Saved data entries:
* * * * * * *

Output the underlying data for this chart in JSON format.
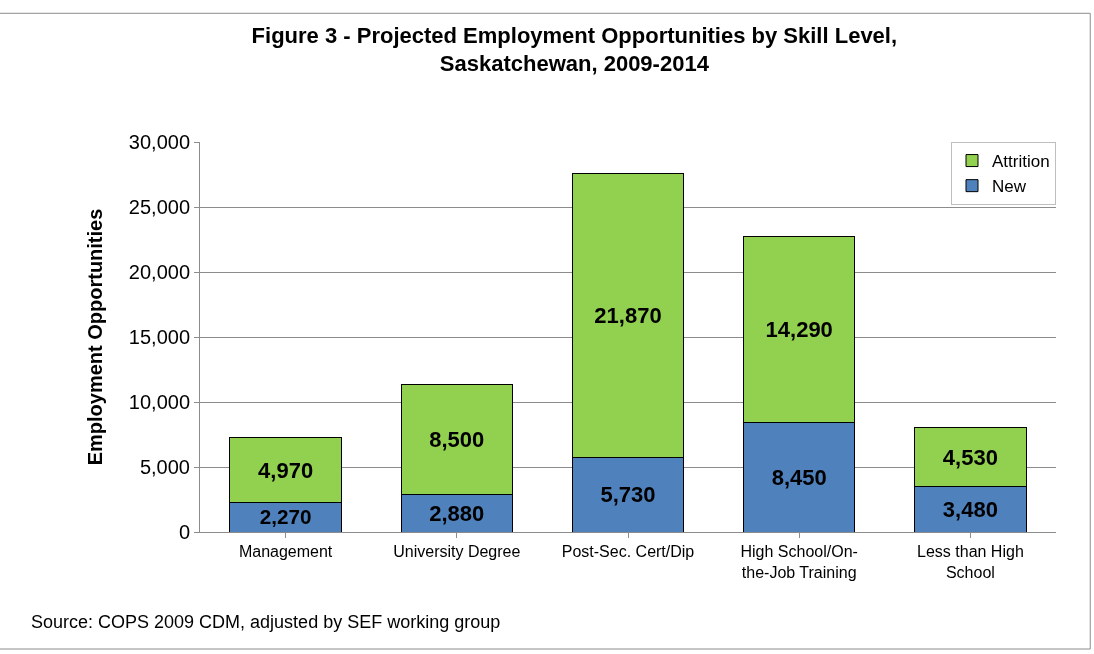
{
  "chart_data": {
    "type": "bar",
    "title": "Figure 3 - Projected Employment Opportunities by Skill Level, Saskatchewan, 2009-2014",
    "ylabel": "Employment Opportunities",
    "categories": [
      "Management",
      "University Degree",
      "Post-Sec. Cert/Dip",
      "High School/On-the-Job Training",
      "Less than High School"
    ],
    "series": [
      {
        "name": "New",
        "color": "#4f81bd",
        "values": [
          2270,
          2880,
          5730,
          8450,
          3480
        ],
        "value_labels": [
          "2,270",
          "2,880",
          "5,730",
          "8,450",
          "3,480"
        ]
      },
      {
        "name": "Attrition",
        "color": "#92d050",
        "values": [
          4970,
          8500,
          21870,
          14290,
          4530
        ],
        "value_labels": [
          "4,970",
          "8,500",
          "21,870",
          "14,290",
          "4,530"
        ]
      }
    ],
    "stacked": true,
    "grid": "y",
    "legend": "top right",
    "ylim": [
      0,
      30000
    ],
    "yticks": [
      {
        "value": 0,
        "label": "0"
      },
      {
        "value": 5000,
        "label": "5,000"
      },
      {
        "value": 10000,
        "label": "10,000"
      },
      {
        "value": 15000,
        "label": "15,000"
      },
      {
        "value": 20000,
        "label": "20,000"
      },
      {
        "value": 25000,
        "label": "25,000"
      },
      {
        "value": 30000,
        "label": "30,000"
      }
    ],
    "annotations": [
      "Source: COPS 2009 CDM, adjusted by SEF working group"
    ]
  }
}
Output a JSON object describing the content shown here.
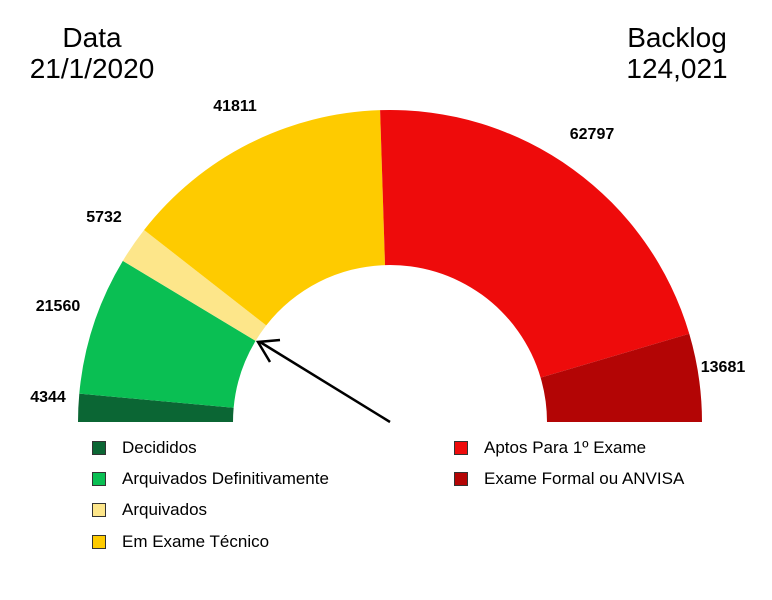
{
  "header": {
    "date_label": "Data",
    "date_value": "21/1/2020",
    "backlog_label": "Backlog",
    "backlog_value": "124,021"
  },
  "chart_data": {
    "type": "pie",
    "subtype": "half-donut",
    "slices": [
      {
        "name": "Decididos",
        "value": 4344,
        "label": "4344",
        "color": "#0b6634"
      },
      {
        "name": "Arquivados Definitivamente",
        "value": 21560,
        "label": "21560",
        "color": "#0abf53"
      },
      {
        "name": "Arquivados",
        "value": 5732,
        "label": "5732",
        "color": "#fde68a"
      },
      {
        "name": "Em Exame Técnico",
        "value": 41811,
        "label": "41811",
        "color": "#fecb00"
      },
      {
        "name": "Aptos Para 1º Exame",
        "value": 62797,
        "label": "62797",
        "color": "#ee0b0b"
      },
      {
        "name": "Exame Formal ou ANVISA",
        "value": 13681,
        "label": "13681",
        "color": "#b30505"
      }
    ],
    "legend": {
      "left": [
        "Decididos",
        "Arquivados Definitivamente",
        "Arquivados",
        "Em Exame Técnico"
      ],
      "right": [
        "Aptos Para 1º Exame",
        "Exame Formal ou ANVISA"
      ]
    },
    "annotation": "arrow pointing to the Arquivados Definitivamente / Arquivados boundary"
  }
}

* * * * * * *

What needs to be done:
Write out the whole listing exactly, and drop the pictures.

Result:
Output the underlying data for this chart in JSON format.
{
  "chart_data": {
    "type": "bar",
    "title": "Figure 3 - Projected Employment Opportunities by Skill Level, Saskatchewan, 2009-2014",
    "ylabel": "Employment Opportunities",
    "categories": [
      "Management",
      "University Degree",
      "Post-Sec. Cert/Dip",
      "High School/On-the-Job Training",
      "Less than High School"
    ],
    "series": [
      {
        "name": "New",
        "color": "#4f81bd",
        "values": [
          2270,
          2880,
          5730,
          8450,
          3480
        ],
        "value_labels": [
          "2,270",
          "2,880",
          "5,730",
          "8,450",
          "3,480"
        ]
      },
      {
        "name": "Attrition",
        "color": "#92d050",
        "values": [
          4970,
          8500,
          21870,
          14290,
          4530
        ],
        "value_labels": [
          "4,970",
          "8,500",
          "21,870",
          "14,290",
          "4,530"
        ]
      }
    ],
    "stacked": true,
    "grid": "y",
    "legend": "top right",
    "ylim": [
      0,
      30000
    ],
    "yticks": [
      {
        "value": 0,
        "label": "0"
      },
      {
        "value": 5000,
        "label": "5,000"
      },
      {
        "value": 10000,
        "label": "10,000"
      },
      {
        "value": 15000,
        "label": "15,000"
      },
      {
        "value": 20000,
        "label": "20,000"
      },
      {
        "value": 25000,
        "label": "25,000"
      },
      {
        "value": 30000,
        "label": "30,000"
      }
    ],
    "annotations": [
      "Source: COPS 2009 CDM, adjusted by SEF working group"
    ]
  }
}
Output a JSON object describing the content shown here.
{
  "header": {
    "date_label": "Data",
    "date_value": "21/1/2020",
    "backlog_label": "Backlog",
    "backlog_value": "124,021"
  },
  "chart_data": {
    "type": "pie",
    "subtype": "half-donut",
    "slices": [
      {
        "name": "Decididos",
        "value": 4344,
        "label": "4344",
        "color": "#0b6634"
      },
      {
        "name": "Arquivados Definitivamente",
        "value": 21560,
        "label": "21560",
        "color": "#0abf53"
      },
      {
        "name": "Arquivados",
        "value": 5732,
        "label": "5732",
        "color": "#fde68a"
      },
      {
        "name": "Em Exame Técnico",
        "value": 41811,
        "label": "41811",
        "color": "#fecb00"
      },
      {
        "name": "Aptos Para 1º Exame",
        "value": 62797,
        "label": "62797",
        "color": "#ee0b0b"
      },
      {
        "name": "Exame Formal ou ANVISA",
        "value": 13681,
        "label": "13681",
        "color": "#b30505"
      }
    ],
    "legend": {
      "left": [
        "Decididos",
        "Arquivados Definitivamente",
        "Arquivados",
        "Em Exame Técnico"
      ],
      "right": [
        "Aptos Para 1º Exame",
        "Exame Formal ou ANVISA"
      ]
    },
    "annotation": "arrow pointing to the Arquivados Definitivamente / Arquivados boundary"
  }
}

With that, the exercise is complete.